TUGAS WAJIB.
a - Salinlah dengan tepat bagian artikel tentang anggota BPK di bawah ini, mulai dari "Hal itu merupakan" sampai dengan "di Jakarta, Senin.", kedua batas itu ikut disalin.
b - Jawablah pertanyaan berikut berdasarkan artikel tentang anggota BPK di bawah ini.
(i) Rapat konsultasi antara pimpinan DPR dan pimpinan fraksi itu menggantikan rapat apa?
(ii) Siapa dua calon anggota BPK yang disetujui untuk ditetapkan sebagai calon terpilih?
(iii) Pada hari dan tanggal berapa Rapat Paripurna DPR RI akan memutuskan penetapan kedua anggota BPK terpilih yang berasal dari internal BPK?

TEKS SUMBER.
'''
Jakarta (ANTARA News) - Rapat konsultasi antara pimpinan DPR dan pimpinan fraksi di Gedung DPR/MPR Jakarta, Senin memutuskan bahwa terkait kontroversi anggota Badan Pemeriksan Keuangan (BPK) RI akan mengikuti fatwa Mahkamah Agung (MA) mengenai azas legalitas formal keanggotaan BPK.

Rapat konsultasi ini merupakan pengganti rapat Badan Musyawarah (Bamus) DPR. Dengan mengikuti fatwa MA, maka DPR menganulir dua calon anggota BPK terpilih dan selanjutnya diganti dua calon yang menempati urutan berikutnya.

Dua calon anggota BPK yang disetujui untuk ditetapkan sebagai calon terpilih (berdasarkan urutan hasil uji kelayakan dan kepatutan DPR) adalah TM Nurlif dan Alimasykur Musa.

"Fatwa MA itu menegaskan azas legalitas formal, yaitu UU No.15/2006 tentang BPK Pasal 13 Ayat (j)," kata Ketua Fraksi Partai Damai Sejahtera (PDS) Carol Kadang.

Menurut dia, PDS dapat menerima alasan azas legalitas formal UU sesuai fatwa MA dalam menentukan komposisi anggota BPK.

Sedangkan Sekretaris Fraksi PDIP DPR Ganjar Pranowo mengungkapkan, berdasarkan UU tentang BPK, apabila pejabat di internal BPK akan mencalonkan diri menjadi anggota BPK, maka maksimal dua tahun sebelum maju sebagai kandidat anggota BPK harus mengundurkan diri dari posisinya di BPK.

"Kalau saya baca jelas sekali bahwa maksimal dua tahun sebelum maju sebagai kandidat BPK harus mundur. Filosofinya untuk menghindari konflik kepentingan," katanya.

Hal itu merupakan norma yang tertuang dalam UU tentang BPK yang haus dihormati. "Sebaiknya, aturan itu tidak dilanggar. (Kalau dilanggar) Ini akan menjadi preseden tidak baik dalam pelaksanaan UU," kata Ganjar.

Rapat Paripurna DPR RI pada Selasa (29/9) akan memutuskan apakah kedua anggota BPK terpilih yang berasal dari internal BPK bisa ditetapkan sebagai anggota BPK.

Sebelumnya, Sekjen Departemen Keuangan Mulia Nasution yang juga anggota Tim Perumus Undang-Undang 15/2006 tentang BPK meminta agar DPR menghormati fatwa yang dikeluarkan MA mengenai tidak adanya konflik kepentingan jika anggota BPK diisi orang internal BPK.

"Sudah seharusnya, kedua anggota BPK terpilih itu dilantik bersamaan, karena fatwa MA menyatakan tidak ada konflik kepentingan keduanya sebagai internal BPK," kata Mulia di Jakarta, Senin.
'''
[Entri data tersimpan]
'''
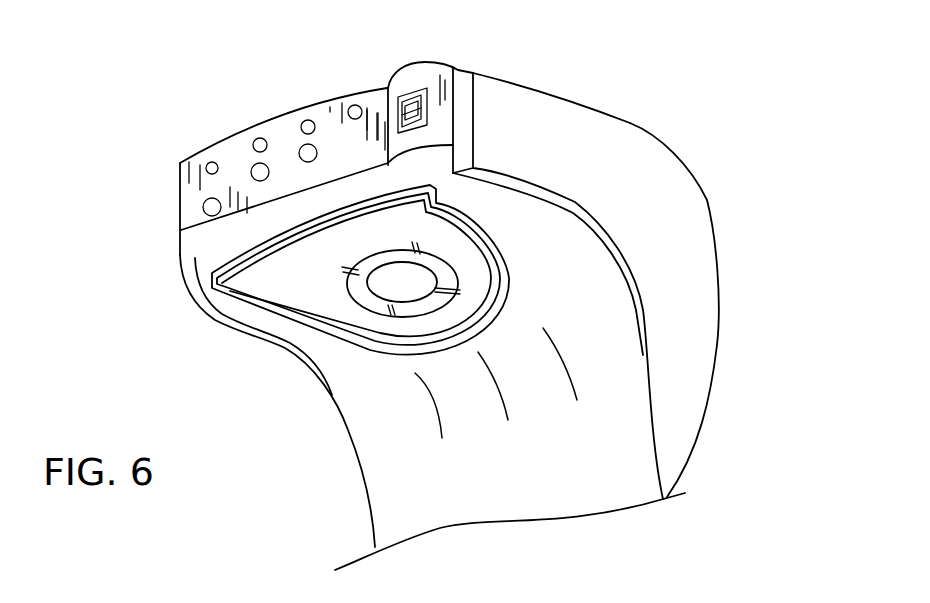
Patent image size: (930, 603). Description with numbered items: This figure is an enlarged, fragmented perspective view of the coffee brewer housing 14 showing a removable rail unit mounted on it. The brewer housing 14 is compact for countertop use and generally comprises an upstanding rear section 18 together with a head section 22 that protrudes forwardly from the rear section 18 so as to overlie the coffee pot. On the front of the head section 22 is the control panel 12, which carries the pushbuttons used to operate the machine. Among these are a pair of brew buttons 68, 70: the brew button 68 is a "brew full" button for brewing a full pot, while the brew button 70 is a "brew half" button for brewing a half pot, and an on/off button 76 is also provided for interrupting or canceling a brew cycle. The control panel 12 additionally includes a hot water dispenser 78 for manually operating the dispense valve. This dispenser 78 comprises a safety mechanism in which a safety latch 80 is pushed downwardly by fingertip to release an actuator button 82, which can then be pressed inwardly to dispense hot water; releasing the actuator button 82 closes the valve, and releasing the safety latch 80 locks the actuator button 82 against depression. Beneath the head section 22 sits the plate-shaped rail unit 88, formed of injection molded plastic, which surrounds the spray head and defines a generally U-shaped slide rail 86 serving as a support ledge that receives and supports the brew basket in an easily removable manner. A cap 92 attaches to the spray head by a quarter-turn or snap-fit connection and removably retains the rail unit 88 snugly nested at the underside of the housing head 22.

The control panel 12 is at (266, 108).
The brewer housing 14 is at (704, 206).
The rear section 18 is at (377, 480).
The head section 22 is at (587, 105).
The brew button 68 is at (253, 166).
The brew button 70 is at (302, 160).
The on/off button 76 is at (204, 212).
The hot water dispenser 78 is at (402, 65).
The safety latch 80 is at (415, 130).
The actuator button 82 is at (409, 100).
The slide rail 86 is at (371, 355).
The rail unit 88 is at (308, 300).
The cap 92 is at (413, 293).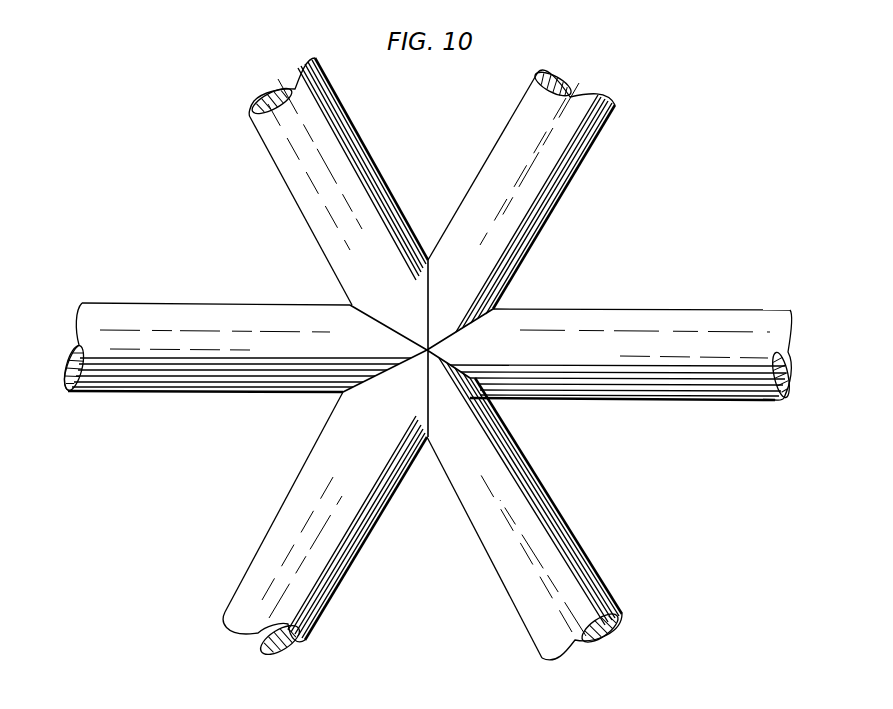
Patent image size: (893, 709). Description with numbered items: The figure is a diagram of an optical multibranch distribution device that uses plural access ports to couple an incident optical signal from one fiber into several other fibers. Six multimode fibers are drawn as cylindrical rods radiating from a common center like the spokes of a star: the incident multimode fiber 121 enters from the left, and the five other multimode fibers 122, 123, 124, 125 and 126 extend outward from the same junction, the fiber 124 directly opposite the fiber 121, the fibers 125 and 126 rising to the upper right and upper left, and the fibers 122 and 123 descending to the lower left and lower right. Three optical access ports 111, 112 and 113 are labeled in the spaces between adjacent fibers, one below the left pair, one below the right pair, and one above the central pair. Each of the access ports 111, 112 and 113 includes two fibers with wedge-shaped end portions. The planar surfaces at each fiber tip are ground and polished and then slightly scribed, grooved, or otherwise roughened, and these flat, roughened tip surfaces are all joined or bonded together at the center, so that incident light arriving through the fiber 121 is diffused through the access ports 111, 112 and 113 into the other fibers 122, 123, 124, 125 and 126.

The optical access port 111 is at (254, 455).
The optical access port 112 is at (591, 462).
The optical access port 113 is at (441, 226).
The multimode fiber 121 is at (171, 313).
The multimode fiber 122 is at (252, 598).
The multimode fiber 123 is at (590, 597).
The multimode fiber 124 is at (690, 319).
The multimode fiber 125 is at (585, 150).
The multimode fiber 126 is at (283, 141).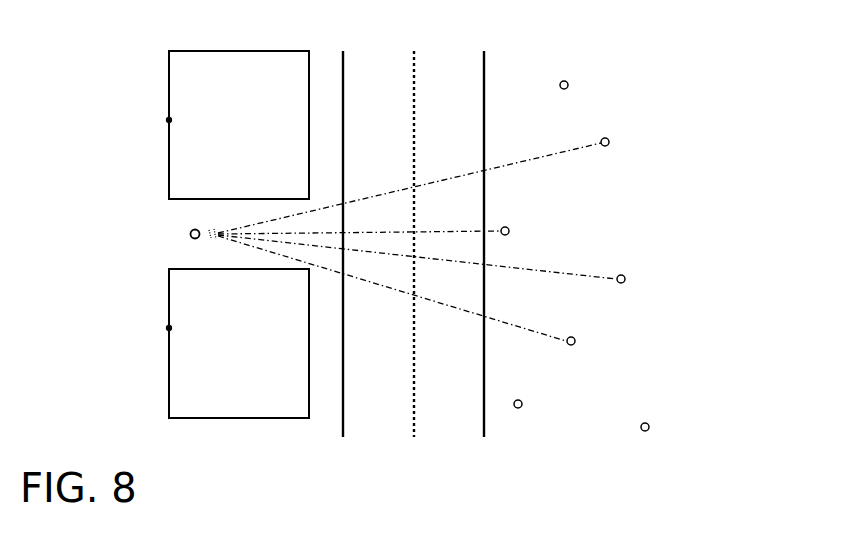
'''
JAWABAN LENGKAP.
a -
Hal itu merupakan norma yang tertuang dalam UU tentang BPK yang haus dihormati. "Sebaiknya, aturan itu tidak dilanggar. (Kalau dilanggar) Ini akan menjadi preseden tidak baik dalam pelaksanaan UU," kata Ganjar.

Rapat Paripurna DPR RI pada Selasa (29/9) akan memutuskan apakah kedua anggota BPK terpilih yang berasal dari internal BPK bisa ditetapkan sebagai anggota BPK.

Sebelumnya, Sekjen Departemen Keuangan Mulia Nasution yang juga anggota Tim Perumus Undang-Undang 15/2006 tentang BPK meminta agar DPR menghormati fatwa yang dikeluarkan MA mengenai tidak adanya konflik kepentingan jika anggota BPK diisi orang internal BPK.

"Sudah seharusnya, kedua anggota BPK terpilih itu dilantik bersamaan, karena fatwa MA menyatakan tidak ada konflik kepentingan keduanya sebagai internal BPK," kata Mulia di Jakarta, Senin.

b -
(i) Rapat Badan Musyawarah (Bamus) DPR.
(ii) TM Nurlif dan Alimasykur Musa.
(iii) Selasa (29/9).